*** Data to use

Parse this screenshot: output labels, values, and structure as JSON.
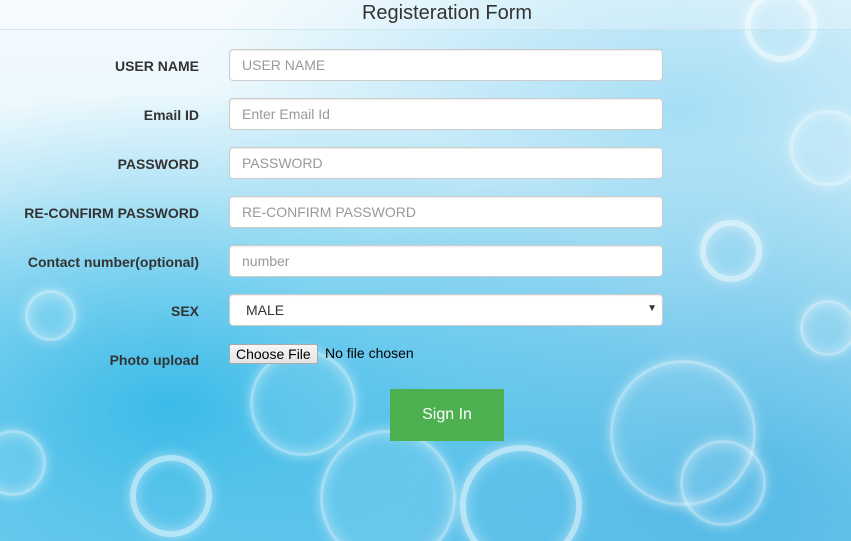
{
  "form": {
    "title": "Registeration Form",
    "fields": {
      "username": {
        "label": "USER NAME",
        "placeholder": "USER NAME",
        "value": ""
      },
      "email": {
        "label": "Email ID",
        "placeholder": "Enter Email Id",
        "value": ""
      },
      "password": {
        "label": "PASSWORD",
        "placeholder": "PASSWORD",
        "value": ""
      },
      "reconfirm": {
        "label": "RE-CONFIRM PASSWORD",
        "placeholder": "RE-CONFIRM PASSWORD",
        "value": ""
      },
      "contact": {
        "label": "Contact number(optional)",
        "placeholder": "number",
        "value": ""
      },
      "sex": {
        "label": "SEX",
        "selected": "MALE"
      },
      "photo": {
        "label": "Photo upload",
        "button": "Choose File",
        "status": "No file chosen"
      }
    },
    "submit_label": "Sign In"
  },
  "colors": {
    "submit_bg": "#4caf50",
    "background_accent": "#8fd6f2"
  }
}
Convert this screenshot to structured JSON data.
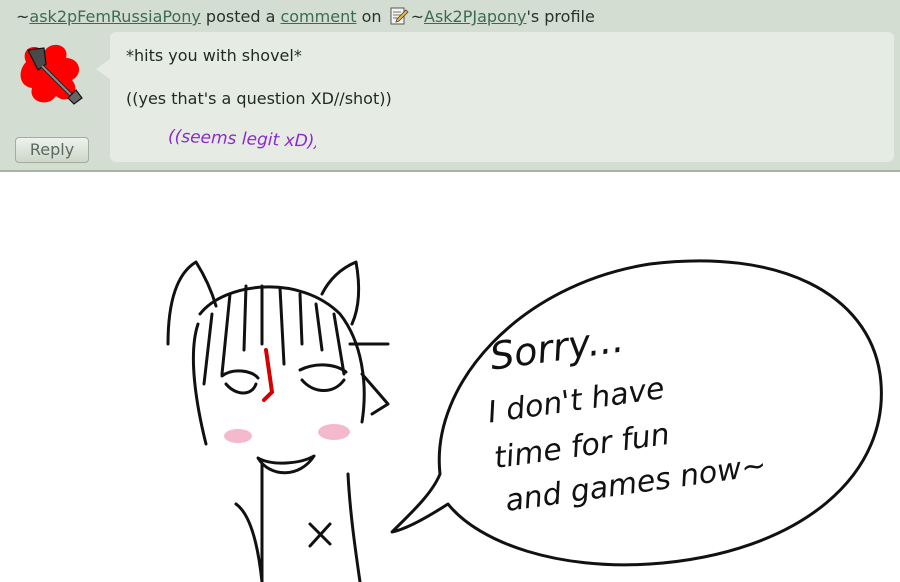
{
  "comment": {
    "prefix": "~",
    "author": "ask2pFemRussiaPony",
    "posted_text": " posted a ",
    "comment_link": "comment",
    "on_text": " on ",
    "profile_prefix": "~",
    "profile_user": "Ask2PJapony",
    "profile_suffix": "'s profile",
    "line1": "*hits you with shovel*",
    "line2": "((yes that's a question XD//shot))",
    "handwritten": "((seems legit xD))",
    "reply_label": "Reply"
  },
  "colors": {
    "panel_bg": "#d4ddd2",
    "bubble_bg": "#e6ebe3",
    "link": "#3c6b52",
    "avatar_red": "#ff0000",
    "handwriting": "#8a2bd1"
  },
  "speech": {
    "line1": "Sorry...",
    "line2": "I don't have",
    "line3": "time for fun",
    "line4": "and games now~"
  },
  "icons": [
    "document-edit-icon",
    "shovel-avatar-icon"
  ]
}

******

Task prompt:
Give an exact copy of the material, leaving out every picture.

Correct answer:
Parse this screenshot: output labels, values, and structure as JSON.
{
  "form": {
    "title": "Registeration Form",
    "fields": {
      "username": {
        "label": "USER NAME",
        "placeholder": "USER NAME",
        "value": ""
      },
      "email": {
        "label": "Email ID",
        "placeholder": "Enter Email Id",
        "value": ""
      },
      "password": {
        "label": "PASSWORD",
        "placeholder": "PASSWORD",
        "value": ""
      },
      "reconfirm": {
        "label": "RE-CONFIRM PASSWORD",
        "placeholder": "RE-CONFIRM PASSWORD",
        "value": ""
      },
      "contact": {
        "label": "Contact number(optional)",
        "placeholder": "number",
        "value": ""
      },
      "sex": {
        "label": "SEX",
        "selected": "MALE"
      },
      "photo": {
        "label": "Photo upload",
        "button": "Choose File",
        "status": "No file chosen"
      }
    },
    "submit_label": "Sign In"
  },
  "colors": {
    "submit_bg": "#4caf50",
    "background_accent": "#8fd6f2"
  }
}
Convert this screenshot to structured JSON data.
{
  "comment": {
    "prefix": "~",
    "author": "ask2pFemRussiaPony",
    "posted_text": " posted a ",
    "comment_link": "comment",
    "on_text": " on ",
    "profile_prefix": "~",
    "profile_user": "Ask2PJapony",
    "profile_suffix": "'s profile",
    "line1": "*hits you with shovel*",
    "line2": "((yes that's a question XD//shot))",
    "handwritten": "((seems legit xD))",
    "reply_label": "Reply"
  },
  "colors": {
    "panel_bg": "#d4ddd2",
    "bubble_bg": "#e6ebe3",
    "link": "#3c6b52",
    "avatar_red": "#ff0000",
    "handwriting": "#8a2bd1"
  },
  "speech": {
    "line1": "Sorry...",
    "line2": "I don't have",
    "line3": "time for fun",
    "line4": "and games now~"
  },
  "icons": [
    "document-edit-icon",
    "shovel-avatar-icon"
  ]
}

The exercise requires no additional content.